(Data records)
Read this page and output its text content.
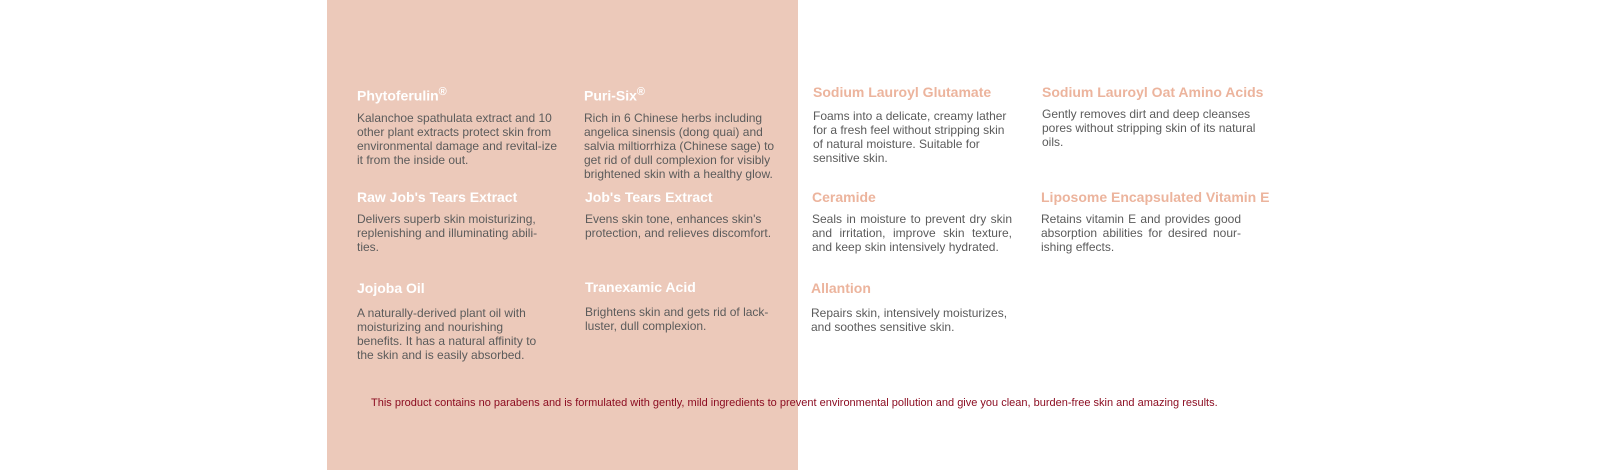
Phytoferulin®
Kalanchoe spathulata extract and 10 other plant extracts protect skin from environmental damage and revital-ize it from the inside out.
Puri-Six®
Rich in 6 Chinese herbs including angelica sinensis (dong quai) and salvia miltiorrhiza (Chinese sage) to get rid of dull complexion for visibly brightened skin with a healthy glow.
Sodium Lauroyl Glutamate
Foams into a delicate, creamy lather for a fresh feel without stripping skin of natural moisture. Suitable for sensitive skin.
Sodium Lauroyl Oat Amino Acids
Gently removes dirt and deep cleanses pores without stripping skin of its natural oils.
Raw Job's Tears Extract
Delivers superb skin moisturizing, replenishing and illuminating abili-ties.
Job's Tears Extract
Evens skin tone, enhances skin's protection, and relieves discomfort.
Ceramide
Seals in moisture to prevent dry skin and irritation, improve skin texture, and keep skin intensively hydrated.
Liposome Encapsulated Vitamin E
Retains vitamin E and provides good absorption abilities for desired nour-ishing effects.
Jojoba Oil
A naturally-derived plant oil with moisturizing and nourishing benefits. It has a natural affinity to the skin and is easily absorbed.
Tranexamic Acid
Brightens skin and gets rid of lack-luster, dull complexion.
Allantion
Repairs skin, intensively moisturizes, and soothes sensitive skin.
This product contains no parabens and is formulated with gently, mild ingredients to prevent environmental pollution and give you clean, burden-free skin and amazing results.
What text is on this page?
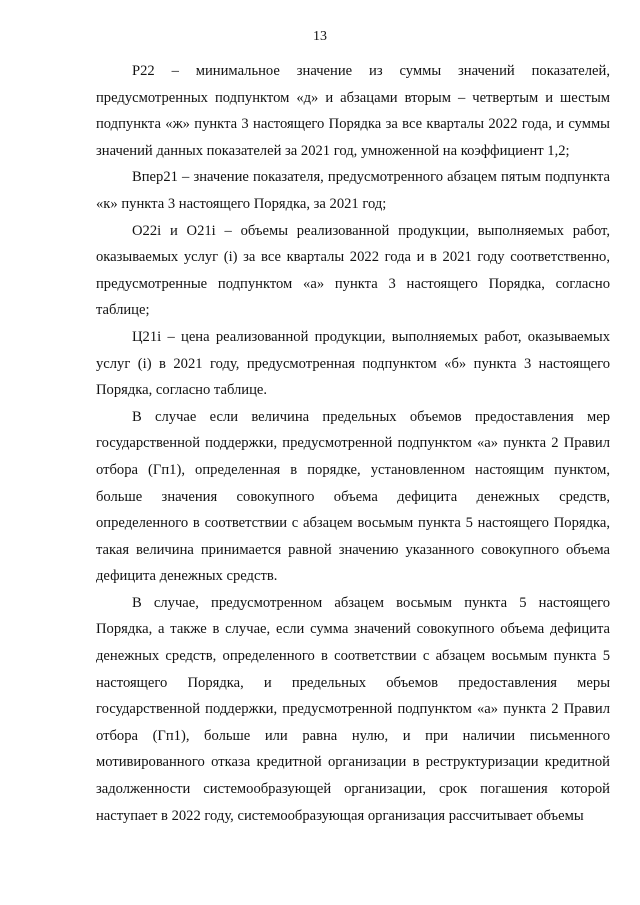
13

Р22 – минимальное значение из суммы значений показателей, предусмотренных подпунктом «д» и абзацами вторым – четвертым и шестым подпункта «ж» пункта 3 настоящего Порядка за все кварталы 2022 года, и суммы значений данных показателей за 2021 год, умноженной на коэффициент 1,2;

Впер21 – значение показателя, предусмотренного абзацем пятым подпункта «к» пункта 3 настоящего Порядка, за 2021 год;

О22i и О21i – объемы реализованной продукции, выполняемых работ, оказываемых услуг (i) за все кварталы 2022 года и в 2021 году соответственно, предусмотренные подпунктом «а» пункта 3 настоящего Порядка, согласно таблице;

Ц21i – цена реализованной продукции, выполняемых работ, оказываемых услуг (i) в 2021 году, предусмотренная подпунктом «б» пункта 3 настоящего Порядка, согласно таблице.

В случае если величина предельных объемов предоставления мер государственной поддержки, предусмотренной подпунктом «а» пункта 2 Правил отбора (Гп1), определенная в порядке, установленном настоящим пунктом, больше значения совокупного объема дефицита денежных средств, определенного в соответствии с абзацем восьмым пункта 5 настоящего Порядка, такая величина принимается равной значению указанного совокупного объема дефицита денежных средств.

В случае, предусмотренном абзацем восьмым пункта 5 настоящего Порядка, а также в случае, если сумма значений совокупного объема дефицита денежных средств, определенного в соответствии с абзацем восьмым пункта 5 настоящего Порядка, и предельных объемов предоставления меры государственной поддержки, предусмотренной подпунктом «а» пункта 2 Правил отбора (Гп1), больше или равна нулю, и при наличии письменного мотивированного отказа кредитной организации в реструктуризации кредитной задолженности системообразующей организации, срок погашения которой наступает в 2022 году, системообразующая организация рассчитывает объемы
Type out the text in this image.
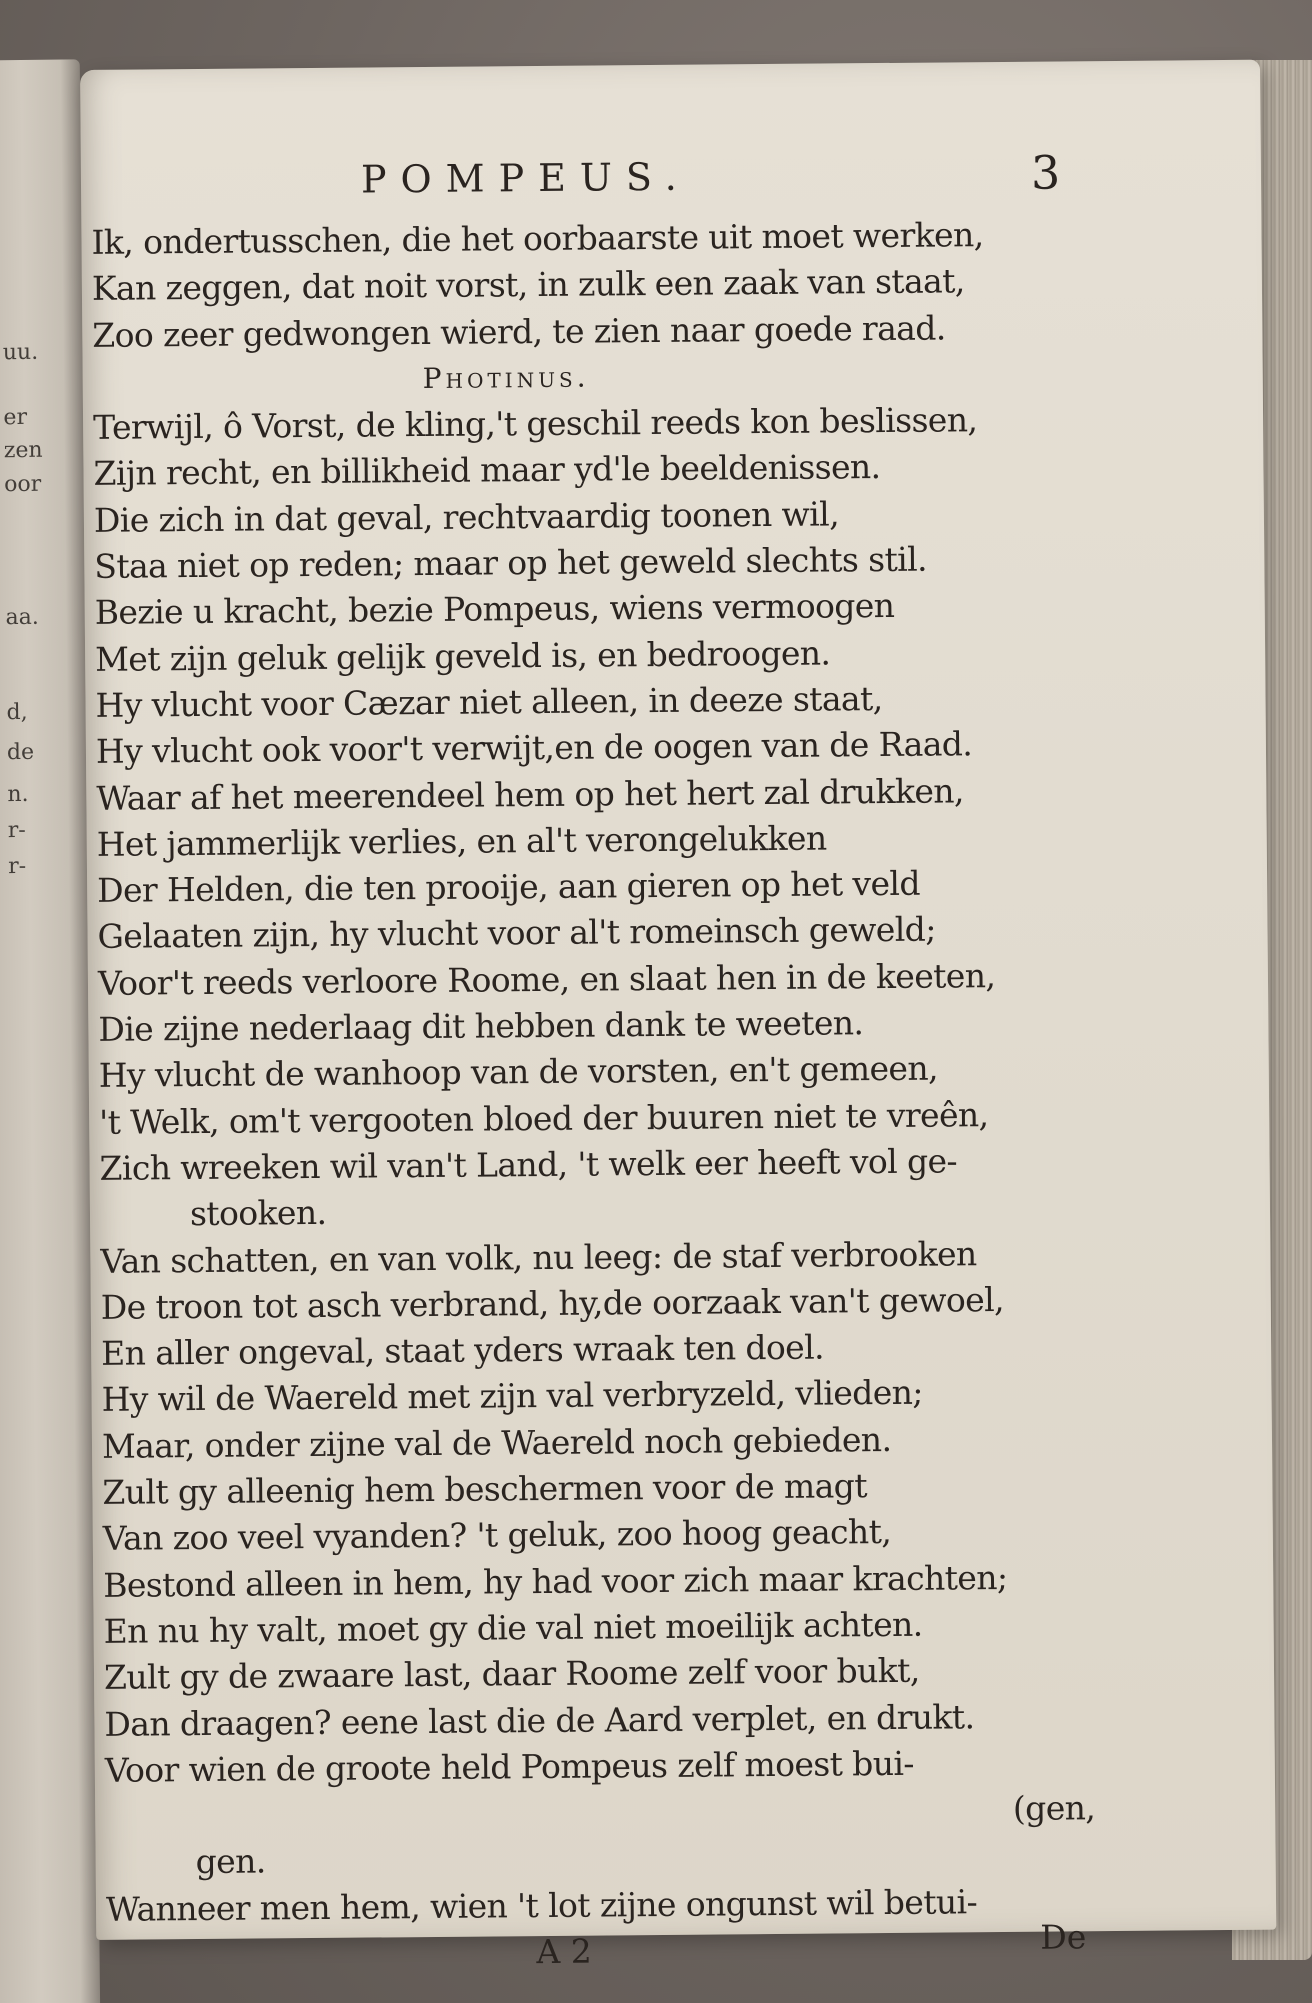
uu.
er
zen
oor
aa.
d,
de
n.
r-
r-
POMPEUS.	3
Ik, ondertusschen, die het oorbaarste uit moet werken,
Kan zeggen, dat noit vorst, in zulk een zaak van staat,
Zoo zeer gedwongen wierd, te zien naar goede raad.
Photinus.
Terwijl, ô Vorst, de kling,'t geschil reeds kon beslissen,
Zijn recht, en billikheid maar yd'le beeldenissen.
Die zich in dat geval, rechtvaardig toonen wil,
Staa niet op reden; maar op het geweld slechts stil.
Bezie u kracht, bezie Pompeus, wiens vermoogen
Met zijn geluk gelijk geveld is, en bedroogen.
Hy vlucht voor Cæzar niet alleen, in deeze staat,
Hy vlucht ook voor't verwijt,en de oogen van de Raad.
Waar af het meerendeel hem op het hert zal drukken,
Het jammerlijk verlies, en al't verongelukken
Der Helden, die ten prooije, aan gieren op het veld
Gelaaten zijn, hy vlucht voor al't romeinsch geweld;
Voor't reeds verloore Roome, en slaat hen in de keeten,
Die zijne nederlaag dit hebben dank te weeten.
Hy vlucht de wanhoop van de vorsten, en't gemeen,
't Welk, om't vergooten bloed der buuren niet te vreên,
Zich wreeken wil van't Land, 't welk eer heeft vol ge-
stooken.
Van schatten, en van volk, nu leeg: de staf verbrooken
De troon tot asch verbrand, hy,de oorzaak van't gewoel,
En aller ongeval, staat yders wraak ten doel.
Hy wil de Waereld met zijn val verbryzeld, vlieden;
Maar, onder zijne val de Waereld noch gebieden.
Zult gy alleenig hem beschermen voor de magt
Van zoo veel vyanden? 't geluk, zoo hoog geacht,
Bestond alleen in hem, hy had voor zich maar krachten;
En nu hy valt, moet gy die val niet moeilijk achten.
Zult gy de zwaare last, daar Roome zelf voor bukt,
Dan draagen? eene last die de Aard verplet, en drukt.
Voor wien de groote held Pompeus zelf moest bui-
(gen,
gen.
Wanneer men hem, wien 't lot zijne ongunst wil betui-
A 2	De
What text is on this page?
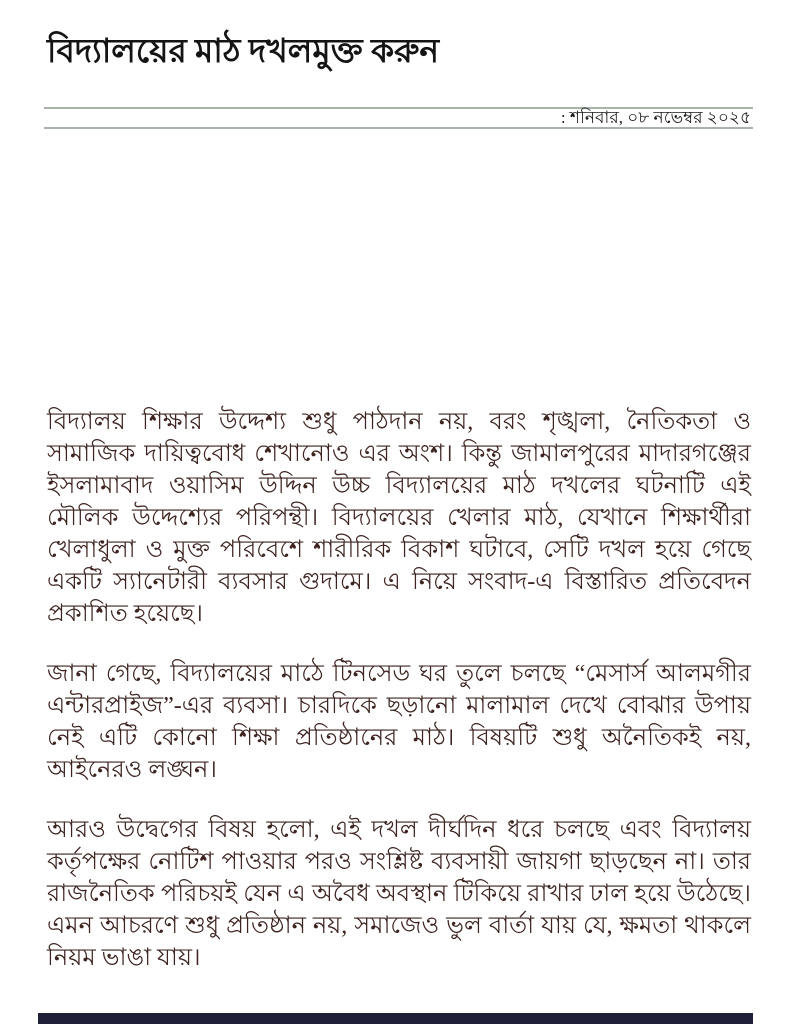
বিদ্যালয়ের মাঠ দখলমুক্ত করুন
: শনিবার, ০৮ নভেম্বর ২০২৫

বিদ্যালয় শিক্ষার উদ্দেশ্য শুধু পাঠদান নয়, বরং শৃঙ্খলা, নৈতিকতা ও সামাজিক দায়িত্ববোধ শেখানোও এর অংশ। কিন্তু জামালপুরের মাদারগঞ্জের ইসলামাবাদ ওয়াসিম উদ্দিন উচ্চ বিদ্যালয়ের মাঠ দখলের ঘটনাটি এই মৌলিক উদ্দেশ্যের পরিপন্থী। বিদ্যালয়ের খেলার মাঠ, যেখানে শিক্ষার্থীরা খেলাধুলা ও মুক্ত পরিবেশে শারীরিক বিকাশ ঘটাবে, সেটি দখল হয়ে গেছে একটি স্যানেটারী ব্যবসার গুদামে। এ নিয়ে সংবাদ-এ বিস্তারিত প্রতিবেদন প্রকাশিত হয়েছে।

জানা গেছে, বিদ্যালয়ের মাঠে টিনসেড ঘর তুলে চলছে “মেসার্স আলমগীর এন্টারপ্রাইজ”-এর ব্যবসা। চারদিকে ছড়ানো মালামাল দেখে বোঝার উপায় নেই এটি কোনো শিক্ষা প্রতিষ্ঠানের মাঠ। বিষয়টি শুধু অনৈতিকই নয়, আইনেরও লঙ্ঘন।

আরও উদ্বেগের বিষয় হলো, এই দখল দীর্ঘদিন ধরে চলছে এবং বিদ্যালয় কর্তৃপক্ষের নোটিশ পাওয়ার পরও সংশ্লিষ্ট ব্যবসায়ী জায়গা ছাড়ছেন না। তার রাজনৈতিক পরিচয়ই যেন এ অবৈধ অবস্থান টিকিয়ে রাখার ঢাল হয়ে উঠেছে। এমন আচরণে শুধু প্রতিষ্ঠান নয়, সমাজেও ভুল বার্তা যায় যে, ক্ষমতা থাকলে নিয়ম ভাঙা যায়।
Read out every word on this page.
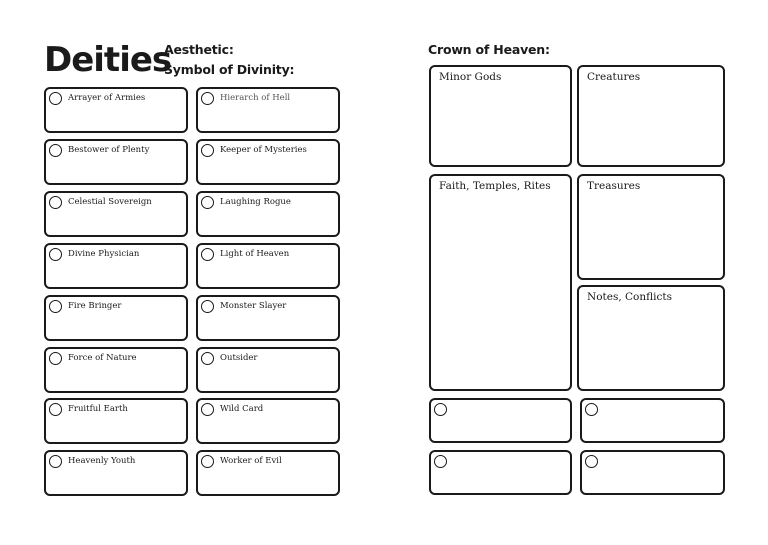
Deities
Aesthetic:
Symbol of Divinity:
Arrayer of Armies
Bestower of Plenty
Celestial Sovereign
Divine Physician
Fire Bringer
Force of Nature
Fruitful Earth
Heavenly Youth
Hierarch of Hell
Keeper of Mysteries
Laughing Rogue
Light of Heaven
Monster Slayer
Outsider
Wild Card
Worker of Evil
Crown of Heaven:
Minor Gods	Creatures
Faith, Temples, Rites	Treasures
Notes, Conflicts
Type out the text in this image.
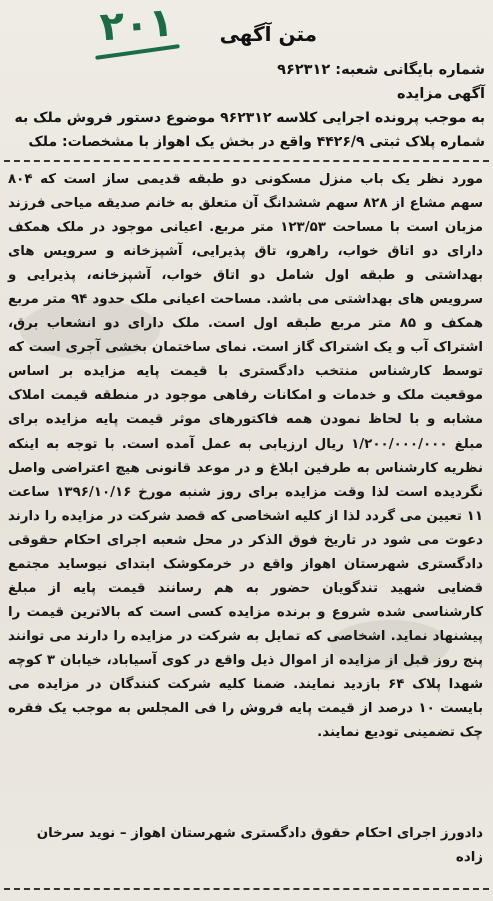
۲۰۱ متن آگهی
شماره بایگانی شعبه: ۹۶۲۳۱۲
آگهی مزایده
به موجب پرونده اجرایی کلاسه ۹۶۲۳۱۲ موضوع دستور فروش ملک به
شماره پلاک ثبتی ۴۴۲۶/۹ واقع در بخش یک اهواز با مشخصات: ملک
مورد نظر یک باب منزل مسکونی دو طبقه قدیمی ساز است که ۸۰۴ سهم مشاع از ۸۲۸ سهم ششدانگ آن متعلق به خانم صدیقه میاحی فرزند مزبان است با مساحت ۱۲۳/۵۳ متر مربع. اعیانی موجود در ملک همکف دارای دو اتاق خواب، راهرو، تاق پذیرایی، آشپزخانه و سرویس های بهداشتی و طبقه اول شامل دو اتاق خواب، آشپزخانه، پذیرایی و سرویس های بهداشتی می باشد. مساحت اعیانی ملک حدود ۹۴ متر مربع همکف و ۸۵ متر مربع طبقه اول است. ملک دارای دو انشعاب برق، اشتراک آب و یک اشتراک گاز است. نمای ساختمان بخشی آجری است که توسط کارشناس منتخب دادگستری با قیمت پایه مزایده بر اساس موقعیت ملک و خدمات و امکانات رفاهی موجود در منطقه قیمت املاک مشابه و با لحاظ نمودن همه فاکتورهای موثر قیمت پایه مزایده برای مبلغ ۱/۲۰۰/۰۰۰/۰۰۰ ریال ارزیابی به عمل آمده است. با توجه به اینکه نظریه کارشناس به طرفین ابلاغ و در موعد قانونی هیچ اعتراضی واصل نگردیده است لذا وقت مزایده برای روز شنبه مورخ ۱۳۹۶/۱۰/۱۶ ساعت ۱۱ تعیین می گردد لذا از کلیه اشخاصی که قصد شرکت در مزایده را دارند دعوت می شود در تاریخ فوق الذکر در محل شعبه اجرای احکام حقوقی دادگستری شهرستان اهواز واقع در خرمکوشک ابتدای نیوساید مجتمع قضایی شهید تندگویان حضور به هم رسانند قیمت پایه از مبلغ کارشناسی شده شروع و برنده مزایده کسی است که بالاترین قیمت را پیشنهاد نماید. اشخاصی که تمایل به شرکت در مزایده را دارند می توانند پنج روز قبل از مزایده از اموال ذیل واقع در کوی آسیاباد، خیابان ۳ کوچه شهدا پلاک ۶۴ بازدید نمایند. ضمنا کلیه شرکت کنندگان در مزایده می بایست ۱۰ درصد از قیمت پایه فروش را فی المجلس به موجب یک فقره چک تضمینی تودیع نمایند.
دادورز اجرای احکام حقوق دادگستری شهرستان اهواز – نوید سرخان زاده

## PROBLEM DESCRIPTION
Gather each line in the entries above where the string "last" is found.

## COMPLETE RESPONSE
Zult gy de zwaare last, daar Roome zelf voor bukt,
Dan draagen? eene last die de Aard verplet, en drukt.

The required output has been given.